Dataset items |
○ ○ ○ ○ ○

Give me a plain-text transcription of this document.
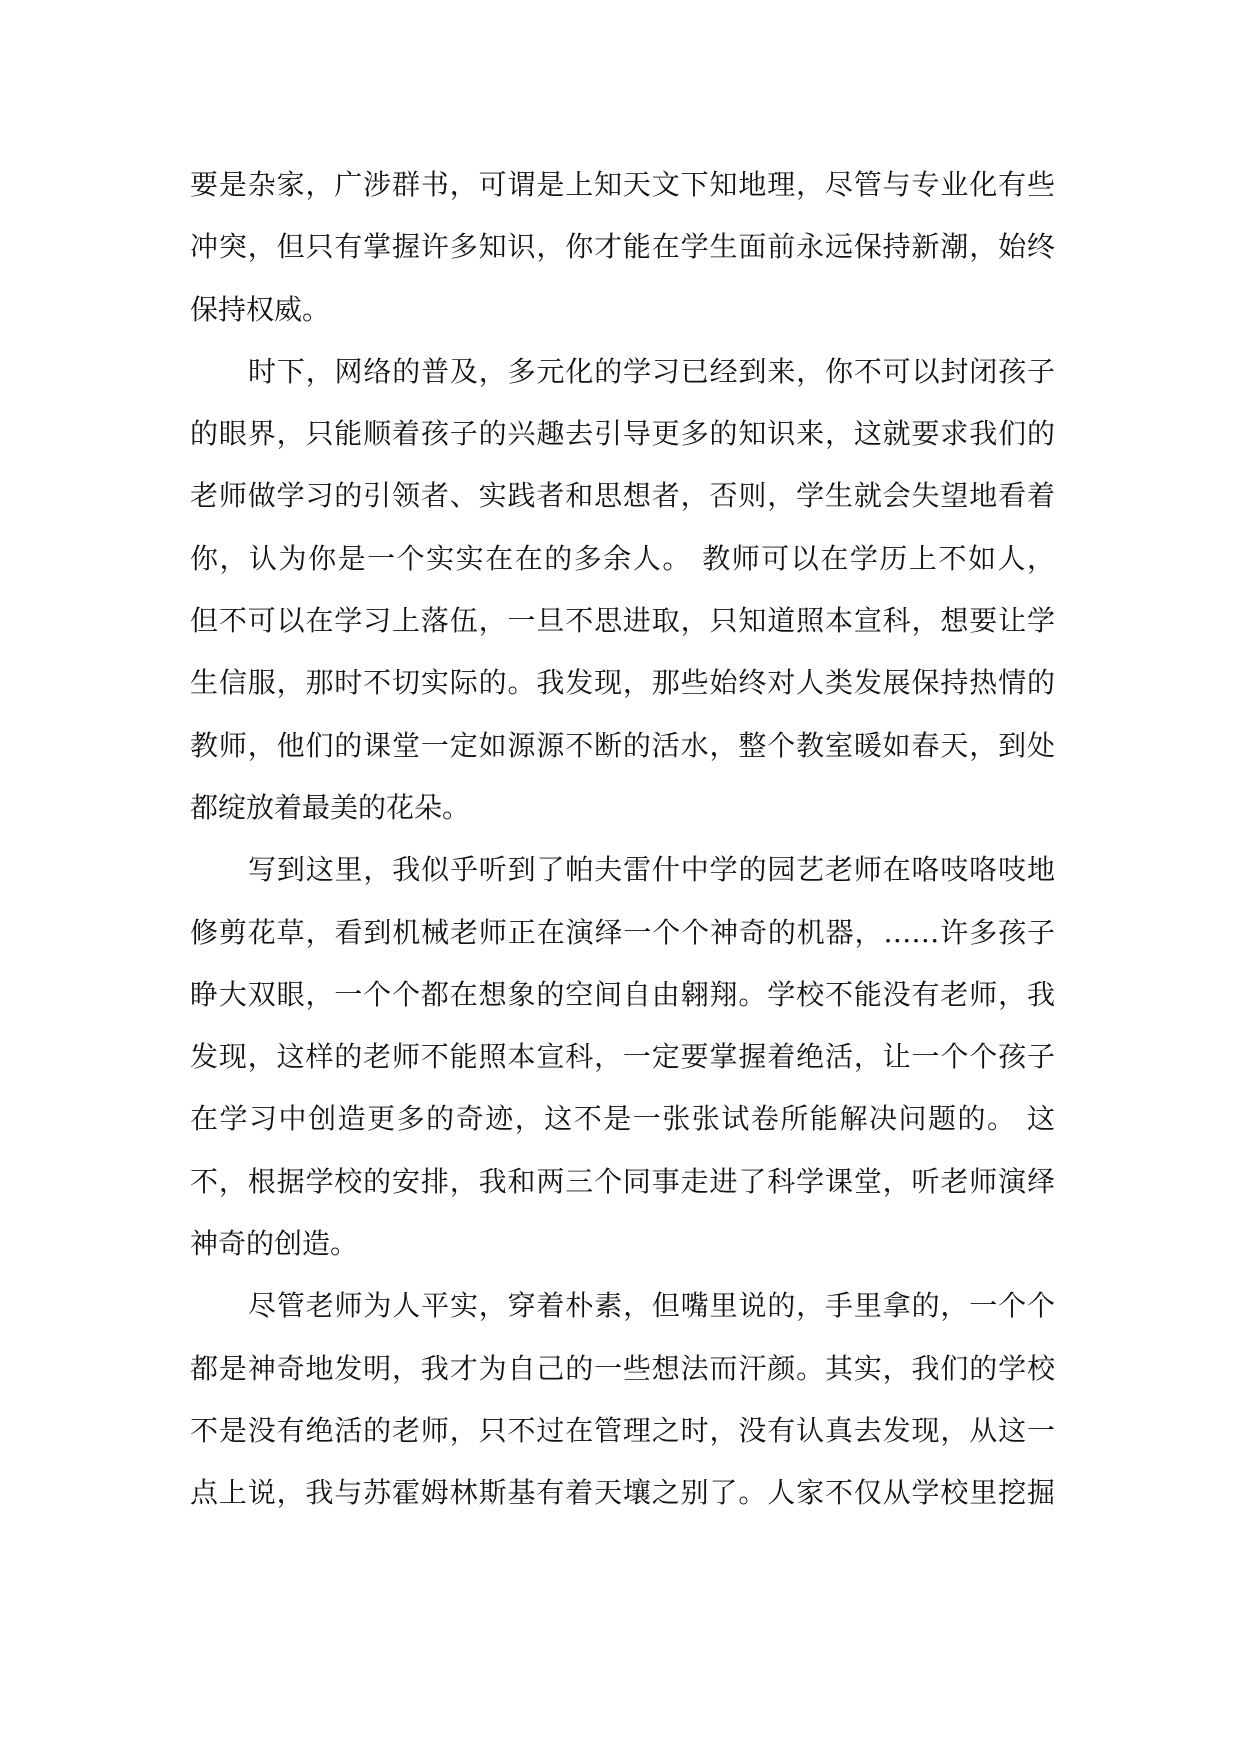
要是杂家，广涉群书，可谓是上知天文下知地理，尽管与专业化有些
冲突，但只有掌握许多知识，你才能在学生面前永远保持新潮，始终
保持权威。
时下，网络的普及，多元化的学习已经到来，你不可以封闭孩子
的眼界，只能顺着孩子的兴趣去引导更多的知识来，这就要求我们的
老师做学习的引领者、实践者和思想者，否则，学生就会失望地看着
你，认为你是一个实实在在的多余人。 教师可以在学历上不如人，
但不可以在学习上落伍，一旦不思进取，只知道照本宣科，想要让学
生信服，那时不切实际的。我发现，那些始终对人类发展保持热情的
教师，他们的课堂一定如源源不断的活水，整个教室暖如春天，到处
都绽放着最美的花朵。
写到这里，我似乎听到了帕夫雷什中学的园艺老师在咯吱咯吱地
修剪花草，看到机械老师正在演绎一个个神奇的机器，……许多孩子
睁大双眼，一个个都在想象的空间自由翱翔。学校不能没有老师，我
发现，这样的老师不能照本宣科，一定要掌握着绝活，让一个个孩子
在学习中创造更多的奇迹，这不是一张张试卷所能解决问题的。 这
不，根据学校的安排，我和两三个同事走进了科学课堂，听老师演绎
神奇的创造。
尽管老师为人平实，穿着朴素，但嘴里说的，手里拿的，一个个
都是神奇地发明，我才为自己的一些想法而汗颜。其实，我们的学校
不是没有绝活的老师，只不过在管理之时，没有认真去发现，从这一
点上说，我与苏霍姆林斯基有着天壤之别了。人家不仅从学校里挖掘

○ ○ ○ ○ ○

PROBLEM STATEMENT | Make an exact reproduction of the listing above, without any pictures.

FINISHED ANSWER |
Give me a plain-text transcription of this document.
要是杂家，广涉群书，可谓是上知天文下知地理，尽管与专业化有些
冲突，但只有掌握许多知识，你才能在学生面前永远保持新潮，始终
保持权威。
时下，网络的普及，多元化的学习已经到来，你不可以封闭孩子
的眼界，只能顺着孩子的兴趣去引导更多的知识来，这就要求我们的
老师做学习的引领者、实践者和思想者，否则，学生就会失望地看着
你，认为你是一个实实在在的多余人。 教师可以在学历上不如人，
但不可以在学习上落伍，一旦不思进取，只知道照本宣科，想要让学
生信服，那时不切实际的。我发现，那些始终对人类发展保持热情的
教师，他们的课堂一定如源源不断的活水，整个教室暖如春天，到处
都绽放着最美的花朵。
写到这里，我似乎听到了帕夫雷什中学的园艺老师在咯吱咯吱地
修剪花草，看到机械老师正在演绎一个个神奇的机器，……许多孩子
睁大双眼，一个个都在想象的空间自由翱翔。学校不能没有老师，我
发现，这样的老师不能照本宣科，一定要掌握着绝活，让一个个孩子
在学习中创造更多的奇迹，这不是一张张试卷所能解决问题的。 这
不，根据学校的安排，我和两三个同事走进了科学课堂，听老师演绎
神奇的创造。
尽管老师为人平实，穿着朴素，但嘴里说的，手里拿的，一个个
都是神奇地发明，我才为自己的一些想法而汗颜。其实，我们的学校
不是没有绝活的老师，只不过在管理之时，没有认真去发现，从这一
点上说，我与苏霍姆林斯基有着天壤之别了。人家不仅从学校里挖掘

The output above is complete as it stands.